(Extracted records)
--- start ---
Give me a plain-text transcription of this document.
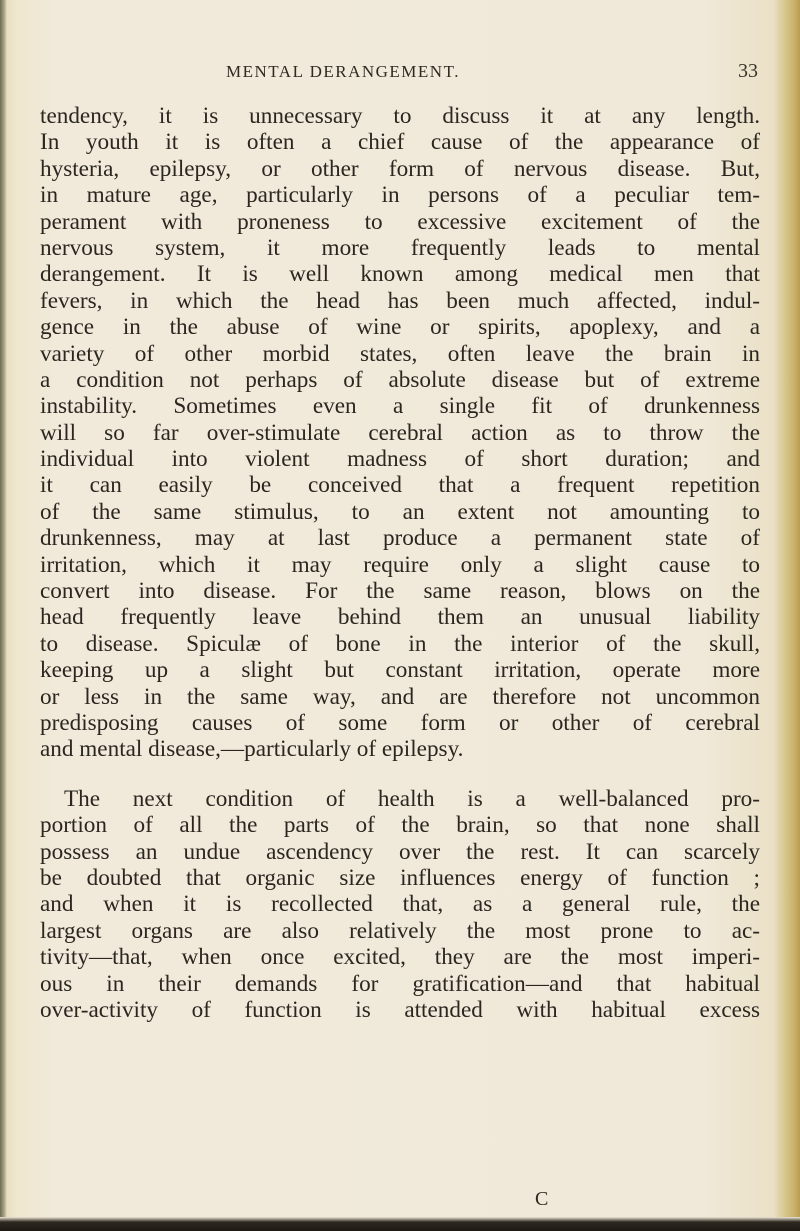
MENTAL DERANGEMENT.	33
tendency, it is unnecessary to discuss it at any length.
In youth it is often a chief cause of the appearance of
hysteria, epilepsy, or other form of nervous disease. But,
in mature age, particularly in persons of a peculiar tem-
perament with proneness to excessive excitement of the
nervous system, it more frequently leads to mental
derangement. It is well known among medical men that
fevers, in which the head has been much affected, indul-
gence in the abuse of wine or spirits, apoplexy, and a
variety of other morbid states, often leave the brain in
a condition not perhaps of absolute disease but of extreme
instability. Sometimes even a single fit of drunkenness
will so far over-stimulate cerebral action as to throw the
individual into violent madness of short duration; and
it can easily be conceived that a frequent repetition
of the same stimulus, to an extent not amounting to
drunkenness, may at last produce a permanent state of
irritation, which it may require only a slight cause to
convert into disease. For the same reason, blows on the
head frequently leave behind them an unusual liability
to disease. Spiculæ of bone in the interior of the skull,
keeping up a slight but constant irritation, operate more
or less in the same way, and are therefore not uncommon
predisposing causes of some form or other of cerebral
and mental disease,—particularly of epilepsy.
The next condition of health is a well-balanced pro-
portion of all the parts of the brain, so that none shall
possess an undue ascendency over the rest. It can scarcely
be doubted that organic size influences energy of function ;
and when it is recollected that, as a general rule, the
largest organs are also relatively the most prone to ac-
tivity—that, when once excited, they are the most imperi-
ous in their demands for gratification—and that habitual
over-activity of function is attended with habitual excess
C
--- end ---
- Work to complete
Transcribe all the lines above exactly, apart from the pictures.

- Task solution
Give me a plain-text transcription of this document.
MENTAL DERANGEMENT.	33
tendency, it is unnecessary to discuss it at any length.
In youth it is often a chief cause of the appearance of
hysteria, epilepsy, or other form of nervous disease. But,
in mature age, particularly in persons of a peculiar tem-
perament with proneness to excessive excitement of the
nervous system, it more frequently leads to mental
derangement. It is well known among medical men that
fevers, in which the head has been much affected, indul-
gence in the abuse of wine or spirits, apoplexy, and a
variety of other morbid states, often leave the brain in
a condition not perhaps of absolute disease but of extreme
instability. Sometimes even a single fit of drunkenness
will so far over-stimulate cerebral action as to throw the
individual into violent madness of short duration; and
it can easily be conceived that a frequent repetition
of the same stimulus, to an extent not amounting to
drunkenness, may at last produce a permanent state of
irritation, which it may require only a slight cause to
convert into disease. For the same reason, blows on the
head frequently leave behind them an unusual liability
to disease. Spiculæ of bone in the interior of the skull,
keeping up a slight but constant irritation, operate more
or less in the same way, and are therefore not uncommon
predisposing causes of some form or other of cerebral
and mental disease,—particularly of epilepsy.
The next condition of health is a well-balanced pro-
portion of all the parts of the brain, so that none shall
possess an undue ascendency over the rest. It can scarcely
be doubted that organic size influences energy of function ;
and when it is recollected that, as a general rule, the
largest organs are also relatively the most prone to ac-
tivity—that, when once excited, they are the most imperi-
ous in their demands for gratification—and that habitual
over-activity of function is attended with habitual excess
C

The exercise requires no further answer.